SET TASK |
Set the following entries down again exactly, line by line.

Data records
::::
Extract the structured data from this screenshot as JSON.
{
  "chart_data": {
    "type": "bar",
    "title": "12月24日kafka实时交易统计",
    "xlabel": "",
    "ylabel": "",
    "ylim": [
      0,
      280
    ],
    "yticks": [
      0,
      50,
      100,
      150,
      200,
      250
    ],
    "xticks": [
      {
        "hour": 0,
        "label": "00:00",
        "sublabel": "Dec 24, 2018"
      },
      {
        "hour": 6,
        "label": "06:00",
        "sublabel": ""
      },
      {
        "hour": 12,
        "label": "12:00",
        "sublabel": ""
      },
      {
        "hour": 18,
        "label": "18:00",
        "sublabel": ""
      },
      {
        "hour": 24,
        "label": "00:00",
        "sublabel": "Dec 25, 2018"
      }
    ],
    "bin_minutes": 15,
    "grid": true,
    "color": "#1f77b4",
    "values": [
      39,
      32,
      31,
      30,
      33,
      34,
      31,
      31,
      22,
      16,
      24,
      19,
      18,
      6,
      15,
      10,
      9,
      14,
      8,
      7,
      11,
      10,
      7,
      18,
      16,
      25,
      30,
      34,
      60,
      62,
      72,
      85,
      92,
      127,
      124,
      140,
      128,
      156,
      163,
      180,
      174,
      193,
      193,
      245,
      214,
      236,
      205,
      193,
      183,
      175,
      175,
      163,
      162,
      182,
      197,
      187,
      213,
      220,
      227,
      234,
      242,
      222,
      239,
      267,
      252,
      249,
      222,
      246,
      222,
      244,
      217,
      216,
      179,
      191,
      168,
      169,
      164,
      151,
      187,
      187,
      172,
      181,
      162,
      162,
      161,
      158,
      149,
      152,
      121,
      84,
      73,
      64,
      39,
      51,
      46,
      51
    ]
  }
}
::::
WRITTEN RESPONSE |
Extract the structured data from this screenshot as JSON.
{
  "chart_data": {
    "type": "bar",
    "title": "12月24日kafka实时交易统计",
    "xlabel": "",
    "ylabel": "",
    "ylim": [
      0,
      280
    ],
    "yticks": [
      0,
      50,
      100,
      150,
      200,
      250
    ],
    "xticks": [
      {
        "hour": 0,
        "label": "00:00",
        "sublabel": "Dec 24, 2018"
      },
      {
        "hour": 6,
        "label": "06:00",
        "sublabel": ""
      },
      {
        "hour": 12,
        "label": "12:00",
        "sublabel": ""
      },
      {
        "hour": 18,
        "label": "18:00",
        "sublabel": ""
      },
      {
        "hour": 24,
        "label": "00:00",
        "sublabel": "Dec 25, 2018"
      }
    ],
    "bin_minutes": 15,
    "grid": true,
    "color": "#1f77b4",
    "values": [
      39,
      32,
      31,
      30,
      33,
      34,
      31,
      31,
      22,
      16,
      24,
      19,
      18,
      6,
      15,
      10,
      9,
      14,
      8,
      7,
      11,
      10,
      7,
      18,
      16,
      25,
      30,
      34,
      60,
      62,
      72,
      85,
      92,
      127,
      124,
      140,
      128,
      156,
      163,
      180,
      174,
      193,
      193,
      245,
      214,
      236,
      205,
      193,
      183,
      175,
      175,
      163,
      162,
      182,
      197,
      187,
      213,
      220,
      227,
      234,
      242,
      222,
      239,
      267,
      252,
      249,
      222,
      246,
      222,
      244,
      217,
      216,
      179,
      191,
      168,
      169,
      164,
      151,
      187,
      187,
      172,
      181,
      162,
      162,
      161,
      158,
      149,
      152,
      121,
      84,
      73,
      64,
      39,
      51,
      46,
      51
    ]
  }
}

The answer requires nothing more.